## Given task
Copy all lines in which the word "xlabel" can be found.

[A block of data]
════════════════
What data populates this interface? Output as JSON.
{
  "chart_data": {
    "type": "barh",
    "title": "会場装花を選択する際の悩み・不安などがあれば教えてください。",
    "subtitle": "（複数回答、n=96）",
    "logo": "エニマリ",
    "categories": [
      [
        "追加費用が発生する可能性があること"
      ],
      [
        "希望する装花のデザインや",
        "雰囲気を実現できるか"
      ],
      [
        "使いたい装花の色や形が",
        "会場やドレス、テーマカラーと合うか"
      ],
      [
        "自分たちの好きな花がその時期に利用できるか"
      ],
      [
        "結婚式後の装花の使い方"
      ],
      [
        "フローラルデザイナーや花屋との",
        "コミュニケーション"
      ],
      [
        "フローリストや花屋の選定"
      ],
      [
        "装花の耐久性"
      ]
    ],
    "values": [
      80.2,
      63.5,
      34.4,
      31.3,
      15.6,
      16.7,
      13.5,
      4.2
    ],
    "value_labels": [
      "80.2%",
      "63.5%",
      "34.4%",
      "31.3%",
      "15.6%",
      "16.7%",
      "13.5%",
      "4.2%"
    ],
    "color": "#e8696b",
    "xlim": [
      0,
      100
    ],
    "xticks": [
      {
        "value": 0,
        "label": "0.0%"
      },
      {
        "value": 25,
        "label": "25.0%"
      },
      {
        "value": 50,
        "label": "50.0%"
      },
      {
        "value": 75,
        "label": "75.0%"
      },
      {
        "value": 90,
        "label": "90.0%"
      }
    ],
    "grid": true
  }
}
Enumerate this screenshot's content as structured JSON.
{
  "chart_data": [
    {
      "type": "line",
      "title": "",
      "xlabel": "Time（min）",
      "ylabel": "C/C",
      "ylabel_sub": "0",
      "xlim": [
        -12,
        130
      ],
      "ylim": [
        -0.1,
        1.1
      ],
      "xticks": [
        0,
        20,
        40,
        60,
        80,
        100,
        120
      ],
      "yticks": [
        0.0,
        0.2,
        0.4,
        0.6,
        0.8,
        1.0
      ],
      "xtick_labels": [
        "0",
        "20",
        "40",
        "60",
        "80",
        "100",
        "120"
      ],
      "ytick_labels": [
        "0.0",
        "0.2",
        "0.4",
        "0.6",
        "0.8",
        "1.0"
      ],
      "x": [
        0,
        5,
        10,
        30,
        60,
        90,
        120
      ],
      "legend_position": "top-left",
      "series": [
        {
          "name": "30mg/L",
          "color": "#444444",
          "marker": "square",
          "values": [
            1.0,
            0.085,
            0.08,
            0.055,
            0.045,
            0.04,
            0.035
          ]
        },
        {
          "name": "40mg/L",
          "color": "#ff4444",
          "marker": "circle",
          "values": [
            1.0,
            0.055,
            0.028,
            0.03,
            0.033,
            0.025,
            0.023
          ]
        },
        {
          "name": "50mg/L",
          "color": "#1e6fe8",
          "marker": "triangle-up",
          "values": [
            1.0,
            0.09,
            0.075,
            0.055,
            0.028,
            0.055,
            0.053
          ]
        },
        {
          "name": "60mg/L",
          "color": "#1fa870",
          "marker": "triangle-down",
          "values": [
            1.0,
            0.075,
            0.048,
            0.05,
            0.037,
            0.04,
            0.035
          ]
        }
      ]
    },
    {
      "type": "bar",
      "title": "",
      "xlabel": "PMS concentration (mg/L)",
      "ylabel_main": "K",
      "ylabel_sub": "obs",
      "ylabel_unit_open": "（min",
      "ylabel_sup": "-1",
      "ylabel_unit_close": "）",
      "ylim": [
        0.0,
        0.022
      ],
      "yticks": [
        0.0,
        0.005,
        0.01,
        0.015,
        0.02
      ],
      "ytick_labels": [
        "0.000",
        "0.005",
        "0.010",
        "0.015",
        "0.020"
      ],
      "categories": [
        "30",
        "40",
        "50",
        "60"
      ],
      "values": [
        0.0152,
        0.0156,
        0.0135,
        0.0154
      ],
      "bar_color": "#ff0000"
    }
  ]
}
════════════════
## Answer for this exercise
      "xlabel": "Time（min）",
      "xlabel": "PMS concentration (mg/L)",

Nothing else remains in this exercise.